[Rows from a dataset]
-- START --
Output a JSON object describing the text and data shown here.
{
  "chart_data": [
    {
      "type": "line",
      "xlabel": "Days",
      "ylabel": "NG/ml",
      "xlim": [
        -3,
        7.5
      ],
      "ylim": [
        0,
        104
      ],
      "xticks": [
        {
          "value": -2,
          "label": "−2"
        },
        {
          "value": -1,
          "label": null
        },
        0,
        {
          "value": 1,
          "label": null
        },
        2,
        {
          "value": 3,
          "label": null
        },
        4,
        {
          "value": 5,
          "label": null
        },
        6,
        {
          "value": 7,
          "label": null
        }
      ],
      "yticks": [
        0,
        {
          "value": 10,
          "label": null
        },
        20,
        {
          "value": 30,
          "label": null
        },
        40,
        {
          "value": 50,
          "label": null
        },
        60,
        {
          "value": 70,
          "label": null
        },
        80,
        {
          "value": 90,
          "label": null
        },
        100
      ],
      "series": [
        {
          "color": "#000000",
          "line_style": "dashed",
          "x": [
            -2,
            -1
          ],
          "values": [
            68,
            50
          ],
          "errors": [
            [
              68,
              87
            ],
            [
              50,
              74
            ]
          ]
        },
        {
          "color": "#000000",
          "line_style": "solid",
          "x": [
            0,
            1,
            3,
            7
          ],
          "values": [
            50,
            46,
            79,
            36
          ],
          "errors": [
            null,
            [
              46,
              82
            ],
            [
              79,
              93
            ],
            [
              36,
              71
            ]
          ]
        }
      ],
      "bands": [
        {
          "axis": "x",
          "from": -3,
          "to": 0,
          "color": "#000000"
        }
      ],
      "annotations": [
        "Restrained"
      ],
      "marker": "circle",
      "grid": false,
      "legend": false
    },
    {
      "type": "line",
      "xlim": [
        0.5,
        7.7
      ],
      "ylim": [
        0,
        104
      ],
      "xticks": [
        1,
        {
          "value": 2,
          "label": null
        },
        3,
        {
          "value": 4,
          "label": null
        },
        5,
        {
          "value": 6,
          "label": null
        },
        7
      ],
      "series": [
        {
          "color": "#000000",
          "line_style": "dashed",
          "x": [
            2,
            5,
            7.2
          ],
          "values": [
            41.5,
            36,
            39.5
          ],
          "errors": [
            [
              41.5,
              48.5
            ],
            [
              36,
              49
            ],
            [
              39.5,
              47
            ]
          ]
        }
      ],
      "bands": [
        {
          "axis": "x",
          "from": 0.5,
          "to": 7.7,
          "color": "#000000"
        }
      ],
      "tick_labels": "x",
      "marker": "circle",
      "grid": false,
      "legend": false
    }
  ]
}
-- END --
- Goal -
Every record above needs to be repeated word for word.

- Task result -
Output a JSON object describing the text and data shown here.
{
  "chart_data": [
    {
      "type": "line",
      "xlabel": "Days",
      "ylabel": "NG/ml",
      "xlim": [
        -3,
        7.5
      ],
      "ylim": [
        0,
        104
      ],
      "xticks": [
        {
          "value": -2,
          "label": "−2"
        },
        {
          "value": -1,
          "label": null
        },
        0,
        {
          "value": 1,
          "label": null
        },
        2,
        {
          "value": 3,
          "label": null
        },
        4,
        {
          "value": 5,
          "label": null
        },
        6,
        {
          "value": 7,
          "label": null
        }
      ],
      "yticks": [
        0,
        {
          "value": 10,
          "label": null
        },
        20,
        {
          "value": 30,
          "label": null
        },
        40,
        {
          "value": 50,
          "label": null
        },
        60,
        {
          "value": 70,
          "label": null
        },
        80,
        {
          "value": 90,
          "label": null
        },
        100
      ],
      "series": [
        {
          "color": "#000000",
          "line_style": "dashed",
          "x": [
            -2,
            -1
          ],
          "values": [
            68,
            50
          ],
          "errors": [
            [
              68,
              87
            ],
            [
              50,
              74
            ]
          ]
        },
        {
          "color": "#000000",
          "line_style": "solid",
          "x": [
            0,
            1,
            3,
            7
          ],
          "values": [
            50,
            46,
            79,
            36
          ],
          "errors": [
            null,
            [
              46,
              82
            ],
            [
              79,
              93
            ],
            [
              36,
              71
            ]
          ]
        }
      ],
      "bands": [
        {
          "axis": "x",
          "from": -3,
          "to": 0,
          "color": "#000000"
        }
      ],
      "annotations": [
        "Restrained"
      ],
      "marker": "circle",
      "grid": false,
      "legend": false
    },
    {
      "type": "line",
      "xlim": [
        0.5,
        7.7
      ],
      "ylim": [
        0,
        104
      ],
      "xticks": [
        1,
        {
          "value": 2,
          "label": null
        },
        3,
        {
          "value": 4,
          "label": null
        },
        5,
        {
          "value": 6,
          "label": null
        },
        7
      ],
      "series": [
        {
          "color": "#000000",
          "line_style": "dashed",
          "x": [
            2,
            5,
            7.2
          ],
          "values": [
            41.5,
            36,
            39.5
          ],
          "errors": [
            [
              41.5,
              48.5
            ],
            [
              36,
              49
            ],
            [
              39.5,
              47
            ]
          ]
        }
      ],
      "bands": [
        {
          "axis": "x",
          "from": 0.5,
          "to": 7.7,
          "color": "#000000"
        }
      ],
      "tick_labels": "x",
      "marker": "circle",
      "grid": false,
      "legend": false
    }
  ]
}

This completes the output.